Obviemos la provocación de Horgan, el mismo Horgan que hace una década nos anunció a bombo y platillo que la ciencia tocaba a su fin en un libro que advertía de los límites infranqueables a los que había llegado la investigación: desde entonces, la ciencia se ha entretenido terminando de codificar el genoma humano, realizando una docena de trasplantes experimentales de tejidos complejos, conociendo el genoma neandertal, construyendo un colisionador de hadrones capaz de explorar los límites de la materia, logrando la vacuna contra el virus del papiloma humano... ¡menudo fin es ese! Me quedo con las otras reacciones, las temerosas de Dios (o del hombre), las que vuelven a poner el grito en el cielo y la alarma en los corazones. ¿Tienen motivos para el espanto?

Para empezar, Venter no ha creado vida artificial. Es cierto que su trabajo ha supuesto un paso de gigante en la síntesis de organismos autoorganizados, y que nunca antes se había logrado implantar un genoma fabricado por el hombre en un célula viva para que funcione en ella de manera autónoma. Pero el organismo resultante necesita de vida previa. El ADN del bichito en cuestión tiene que ser integrado en otro bichito nacido, crecido y reproducido de manera natural como Dios manda. Así que, aunque a efectos periodísticos a muchos nos ha venido de perlas el titular, lo que realmente se ha creado es una célula medio artificial, sólo un poquito artificial.

Por otro lado, Venter no ha producido nada que la naturaleza no venga produciendo espontáneamente... y el ser humano provocando durante milenios. Las patatas que hoy comemos, los pollos que alimentamos en las granjas, los geranios que adornan nuestras terrazas, los toros que saltan estos días al coso de Las Ventas... también son un poquito artificiales. Ninguno de ellos estaría entre nosotros si la naturaleza hubiera seguido su curso sin intervención humana alguna.

Entradas del conjunto de datos
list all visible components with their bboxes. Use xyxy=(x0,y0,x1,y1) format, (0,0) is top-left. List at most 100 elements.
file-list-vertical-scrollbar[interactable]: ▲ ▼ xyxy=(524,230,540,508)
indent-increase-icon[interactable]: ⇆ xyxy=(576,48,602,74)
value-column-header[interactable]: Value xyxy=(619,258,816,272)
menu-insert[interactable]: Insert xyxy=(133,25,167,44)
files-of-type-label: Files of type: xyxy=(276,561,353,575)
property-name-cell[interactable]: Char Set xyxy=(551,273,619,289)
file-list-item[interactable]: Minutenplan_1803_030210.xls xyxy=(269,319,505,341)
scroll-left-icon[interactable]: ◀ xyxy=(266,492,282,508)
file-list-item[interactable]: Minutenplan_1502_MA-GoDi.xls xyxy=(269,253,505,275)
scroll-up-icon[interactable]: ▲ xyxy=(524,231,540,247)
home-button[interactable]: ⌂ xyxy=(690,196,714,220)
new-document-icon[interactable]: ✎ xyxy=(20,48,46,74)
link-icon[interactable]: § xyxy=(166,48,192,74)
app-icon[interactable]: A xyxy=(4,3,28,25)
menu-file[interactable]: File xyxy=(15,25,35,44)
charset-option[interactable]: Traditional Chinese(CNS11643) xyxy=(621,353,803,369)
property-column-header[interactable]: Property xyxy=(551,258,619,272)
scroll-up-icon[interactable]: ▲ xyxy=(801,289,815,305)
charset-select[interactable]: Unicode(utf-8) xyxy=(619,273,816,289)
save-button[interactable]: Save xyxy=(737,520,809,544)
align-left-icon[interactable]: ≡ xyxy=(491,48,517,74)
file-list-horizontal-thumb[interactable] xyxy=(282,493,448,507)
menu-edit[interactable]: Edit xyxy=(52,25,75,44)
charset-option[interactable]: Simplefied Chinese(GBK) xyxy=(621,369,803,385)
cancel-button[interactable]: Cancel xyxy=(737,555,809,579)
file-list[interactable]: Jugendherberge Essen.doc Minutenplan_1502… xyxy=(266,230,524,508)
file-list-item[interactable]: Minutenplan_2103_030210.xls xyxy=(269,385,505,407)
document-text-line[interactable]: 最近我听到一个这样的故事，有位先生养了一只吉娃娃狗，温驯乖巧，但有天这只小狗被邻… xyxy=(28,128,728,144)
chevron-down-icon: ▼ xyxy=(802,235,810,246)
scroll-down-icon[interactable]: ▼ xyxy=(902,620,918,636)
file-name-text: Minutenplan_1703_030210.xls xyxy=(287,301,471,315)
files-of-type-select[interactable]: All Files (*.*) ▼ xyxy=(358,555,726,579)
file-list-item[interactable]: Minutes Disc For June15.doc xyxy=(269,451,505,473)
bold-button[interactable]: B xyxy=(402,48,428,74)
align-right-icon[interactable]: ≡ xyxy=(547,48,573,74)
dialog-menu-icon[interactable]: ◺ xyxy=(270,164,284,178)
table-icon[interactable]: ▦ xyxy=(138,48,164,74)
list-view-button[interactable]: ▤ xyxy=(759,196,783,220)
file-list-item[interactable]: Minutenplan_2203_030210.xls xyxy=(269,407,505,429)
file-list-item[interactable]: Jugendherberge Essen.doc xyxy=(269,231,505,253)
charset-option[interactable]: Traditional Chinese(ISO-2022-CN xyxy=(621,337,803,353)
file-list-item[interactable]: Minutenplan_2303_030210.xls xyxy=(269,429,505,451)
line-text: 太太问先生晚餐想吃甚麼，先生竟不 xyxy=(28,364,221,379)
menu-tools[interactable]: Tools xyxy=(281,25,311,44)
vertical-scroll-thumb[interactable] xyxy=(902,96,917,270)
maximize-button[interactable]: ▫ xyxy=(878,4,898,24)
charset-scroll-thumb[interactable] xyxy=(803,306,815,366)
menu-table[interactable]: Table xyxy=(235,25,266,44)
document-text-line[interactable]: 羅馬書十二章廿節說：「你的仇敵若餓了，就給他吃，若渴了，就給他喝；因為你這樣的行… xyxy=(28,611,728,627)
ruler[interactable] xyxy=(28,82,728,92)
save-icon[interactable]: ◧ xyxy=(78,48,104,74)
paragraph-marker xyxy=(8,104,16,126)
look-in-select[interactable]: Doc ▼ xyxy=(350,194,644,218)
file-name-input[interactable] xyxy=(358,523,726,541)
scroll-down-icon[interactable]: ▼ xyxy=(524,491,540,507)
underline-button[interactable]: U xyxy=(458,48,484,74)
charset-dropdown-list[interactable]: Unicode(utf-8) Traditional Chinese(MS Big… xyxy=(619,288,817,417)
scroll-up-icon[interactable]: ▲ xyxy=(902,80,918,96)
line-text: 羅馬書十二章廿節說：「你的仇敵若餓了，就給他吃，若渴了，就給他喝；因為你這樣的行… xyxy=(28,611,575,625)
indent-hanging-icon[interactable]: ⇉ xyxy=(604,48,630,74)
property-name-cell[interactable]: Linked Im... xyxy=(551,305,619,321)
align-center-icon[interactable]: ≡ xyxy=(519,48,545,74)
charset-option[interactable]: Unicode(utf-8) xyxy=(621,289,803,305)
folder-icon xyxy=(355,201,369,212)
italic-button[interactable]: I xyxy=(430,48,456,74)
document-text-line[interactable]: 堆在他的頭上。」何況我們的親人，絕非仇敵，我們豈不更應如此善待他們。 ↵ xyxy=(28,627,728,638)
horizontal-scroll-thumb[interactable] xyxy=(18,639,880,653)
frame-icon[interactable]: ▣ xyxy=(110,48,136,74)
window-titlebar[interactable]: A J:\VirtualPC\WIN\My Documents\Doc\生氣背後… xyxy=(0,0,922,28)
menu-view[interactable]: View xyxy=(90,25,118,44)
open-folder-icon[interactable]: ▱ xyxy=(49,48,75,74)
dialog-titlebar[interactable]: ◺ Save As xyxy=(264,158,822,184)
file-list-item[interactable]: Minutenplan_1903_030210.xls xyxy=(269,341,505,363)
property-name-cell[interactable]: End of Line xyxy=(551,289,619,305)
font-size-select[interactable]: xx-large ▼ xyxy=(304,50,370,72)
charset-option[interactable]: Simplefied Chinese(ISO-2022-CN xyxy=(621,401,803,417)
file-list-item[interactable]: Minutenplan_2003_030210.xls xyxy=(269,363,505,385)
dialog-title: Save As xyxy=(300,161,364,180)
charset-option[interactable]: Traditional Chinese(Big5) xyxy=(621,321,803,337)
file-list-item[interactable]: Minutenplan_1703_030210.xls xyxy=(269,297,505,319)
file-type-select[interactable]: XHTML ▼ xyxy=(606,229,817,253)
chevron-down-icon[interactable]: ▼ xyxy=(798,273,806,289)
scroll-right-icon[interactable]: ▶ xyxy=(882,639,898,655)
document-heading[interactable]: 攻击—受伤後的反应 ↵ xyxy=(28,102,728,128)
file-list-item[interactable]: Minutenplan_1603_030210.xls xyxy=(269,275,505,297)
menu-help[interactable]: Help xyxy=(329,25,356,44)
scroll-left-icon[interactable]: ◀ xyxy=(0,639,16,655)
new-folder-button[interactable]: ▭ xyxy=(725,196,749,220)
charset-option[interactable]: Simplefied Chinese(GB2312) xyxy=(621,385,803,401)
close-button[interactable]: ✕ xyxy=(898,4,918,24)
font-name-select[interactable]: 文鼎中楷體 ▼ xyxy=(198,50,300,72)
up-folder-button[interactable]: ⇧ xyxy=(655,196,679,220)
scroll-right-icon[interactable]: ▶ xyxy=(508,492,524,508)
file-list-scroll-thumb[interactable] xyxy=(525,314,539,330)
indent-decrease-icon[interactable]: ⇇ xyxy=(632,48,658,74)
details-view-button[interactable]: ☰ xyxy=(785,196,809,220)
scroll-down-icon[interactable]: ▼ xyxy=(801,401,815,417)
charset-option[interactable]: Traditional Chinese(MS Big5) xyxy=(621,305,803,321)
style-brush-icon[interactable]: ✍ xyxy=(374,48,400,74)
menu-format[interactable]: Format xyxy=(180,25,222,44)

TAREAS POR HACER:
a) Edita el fragmento del texto sobre Venter comprendido entre "Obviemos la provocación" y "para el espanto?", ambos incluidos, y cambia "a bombo y platillo" por "con gran alarde".
b) Responde a estas preguntas sobre el texto sobre Venter:
(i) ¿Qué anunció Horgan hace una década?
(ii) ¿Dónde tiene que integrarse el ADN del organismo de Venter?
(iii) ¿En qué coso se menciona que saltan los toros estos días?
Estos registros proceden de una fuente distinta a la del texto.

RESPUESTAS POR TAREA:
a)
Obviemos la provocación de Horgan, el mismo Horgan que hace una década nos anunció con gran alarde que la ciencia tocaba a su fin en un libro que advertía de los límites infranqueables a los que había llegado la investigación: desde entonces, la ciencia se ha entretenido terminando de codificar el genoma humano, realizando una docena de trasplantes experimentales de tejidos complejos, conociendo el genoma neandertal, construyendo un colisionador de hadrones capaz de explorar los límites de la materia, logrando la vacuna contra el virus del papiloma humano... ¡menudo fin es ese! Me quedo con las otras reacciones, las temerosas de Dios (o del hombre), las que vuelven a poner el grito en el cielo y la alarma en los corazones. ¿Tienen motivos para el espanto?

b)
(i) Que la ciencia tocaba a su fin.
(ii) En otro bichito nacido, crecido y reproducido de manera natural.
(iii) En el coso de Las Ventas.